● **WRITTEN REQUEST**:
Extract every line where the string "módon" appears.

● **DATASET ROWS**:
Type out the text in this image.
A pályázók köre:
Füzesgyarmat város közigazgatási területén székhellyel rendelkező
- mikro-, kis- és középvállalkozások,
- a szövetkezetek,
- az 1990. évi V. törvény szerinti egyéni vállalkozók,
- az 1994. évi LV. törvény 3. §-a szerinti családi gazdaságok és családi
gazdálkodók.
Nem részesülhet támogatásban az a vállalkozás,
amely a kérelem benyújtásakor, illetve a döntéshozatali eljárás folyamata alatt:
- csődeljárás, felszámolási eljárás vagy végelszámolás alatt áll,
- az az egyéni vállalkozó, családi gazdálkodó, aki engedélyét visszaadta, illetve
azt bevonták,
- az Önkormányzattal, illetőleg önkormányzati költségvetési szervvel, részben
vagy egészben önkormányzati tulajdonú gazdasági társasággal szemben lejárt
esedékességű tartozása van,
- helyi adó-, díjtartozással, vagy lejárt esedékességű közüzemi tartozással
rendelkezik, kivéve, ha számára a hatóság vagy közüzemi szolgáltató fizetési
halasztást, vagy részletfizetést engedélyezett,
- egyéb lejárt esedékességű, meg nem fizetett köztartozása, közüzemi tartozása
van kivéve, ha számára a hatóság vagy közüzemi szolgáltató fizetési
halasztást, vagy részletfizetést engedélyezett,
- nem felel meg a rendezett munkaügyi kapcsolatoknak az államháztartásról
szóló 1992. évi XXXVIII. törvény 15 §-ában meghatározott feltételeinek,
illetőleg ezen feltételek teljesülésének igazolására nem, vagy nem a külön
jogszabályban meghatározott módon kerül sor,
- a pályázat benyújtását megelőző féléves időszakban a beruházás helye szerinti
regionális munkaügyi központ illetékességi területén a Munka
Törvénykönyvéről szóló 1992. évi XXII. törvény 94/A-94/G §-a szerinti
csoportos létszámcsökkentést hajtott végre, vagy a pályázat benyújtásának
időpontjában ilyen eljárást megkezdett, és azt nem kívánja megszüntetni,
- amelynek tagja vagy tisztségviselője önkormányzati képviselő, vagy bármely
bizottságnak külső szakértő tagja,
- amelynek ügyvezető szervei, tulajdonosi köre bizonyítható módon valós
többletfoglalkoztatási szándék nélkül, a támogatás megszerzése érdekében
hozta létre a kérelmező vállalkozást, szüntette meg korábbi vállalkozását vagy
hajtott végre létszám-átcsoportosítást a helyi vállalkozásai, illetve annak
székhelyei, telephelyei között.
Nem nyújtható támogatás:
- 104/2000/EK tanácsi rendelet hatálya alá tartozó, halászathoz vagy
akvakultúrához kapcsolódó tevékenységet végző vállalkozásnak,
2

● **PROBLEM SOLUTION**:
jogszabályban meghatározott módon kerül sor,
- amelynek ügyvezető szervei, tulajdonosi köre bizonyítható módon valós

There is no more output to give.